> _Task_:
Locate every line in the records below that contains the word "nearly", and copy each one.

> _Dataset content_:
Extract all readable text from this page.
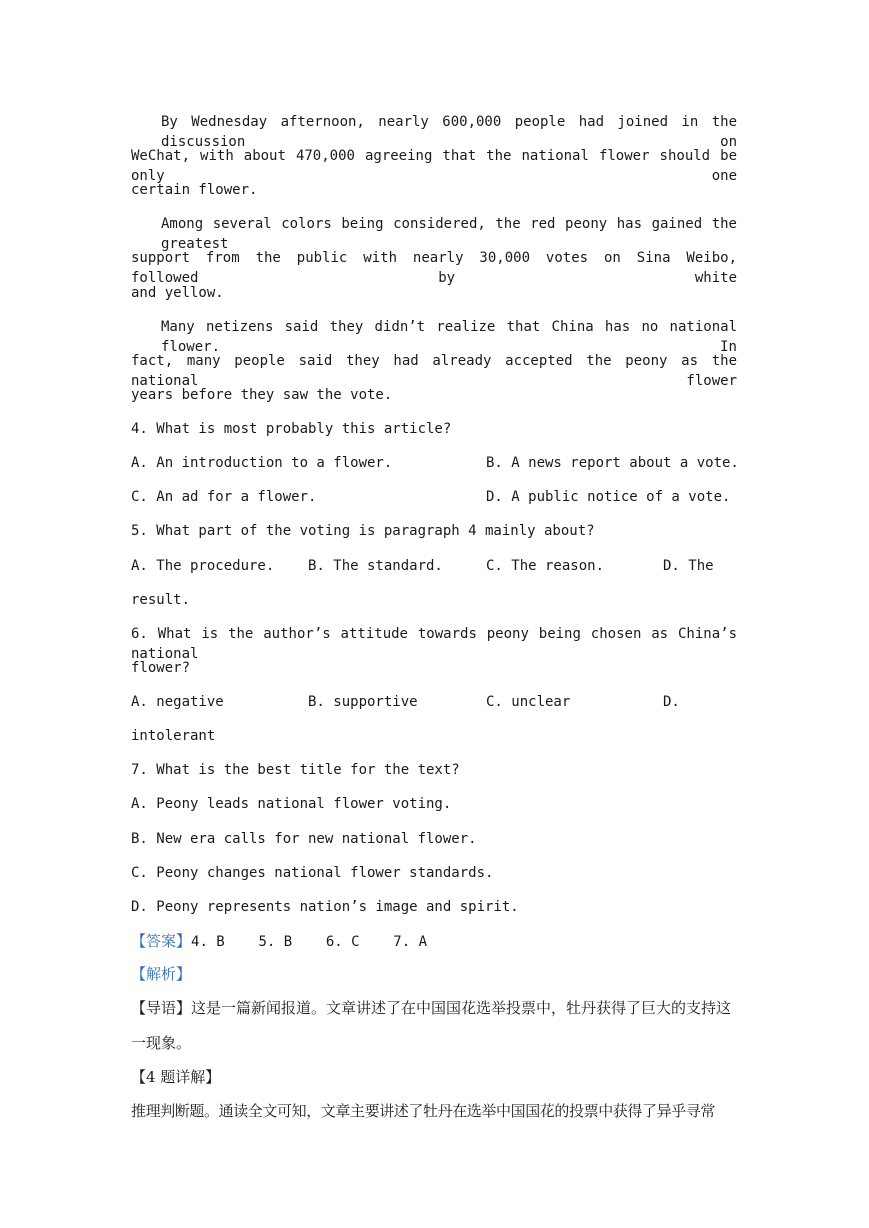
By Wednesday afternoon, nearly 600,000 people had joined in the discussion on
WeChat, with about 470,000 agreeing that the national flower should be only one
certain flower.
Among several colors being considered, the red peony has gained the greatest
support from the public with nearly 30,000 votes on Sina Weibo, followed by white
and yellow.
Many netizens said they didn’t realize that China has no national flower. In
fact, many people said they had already accepted the peony as the national flower
years before they saw the vote.
4. What is most probably this article?
A. An introduction to a flower.	B. A news report about a vote.
C. An ad for a flower.	D. A public notice of a vote.
5. What part of the voting is paragraph 4 mainly about?
A. The procedure. B. The standard.	C. The reason.	D. The
result.
6. What is the author’s attitude towards peony being chosen as China’s national
flower?
A. negative	B. supportive	C. unclear	D.
intolerant
7. What is the best title for the text?
A. Peony leads national flower voting.
B. New era calls for new national flower.
C. Peony changes national flower standards.
D. Peony represents nation’s image and spirit.
【答案】4. B    5. B    6. C    7. A
【解析】
【导语】这是一篇新闻报道。文章讲述了在中国国花选举投票中，牡丹获得了巨大的支持这
一现象。
【4 题详解】
推理判断题。通读全文可知，文章主要讲述了牡丹在选举中国国花的投票中获得了异乎寻常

> _Full solution_:
By Wednesday afternoon, nearly 600,000 people had joined in the discussion on
support from the public with nearly 30,000 votes on Sina Weibo, followed by white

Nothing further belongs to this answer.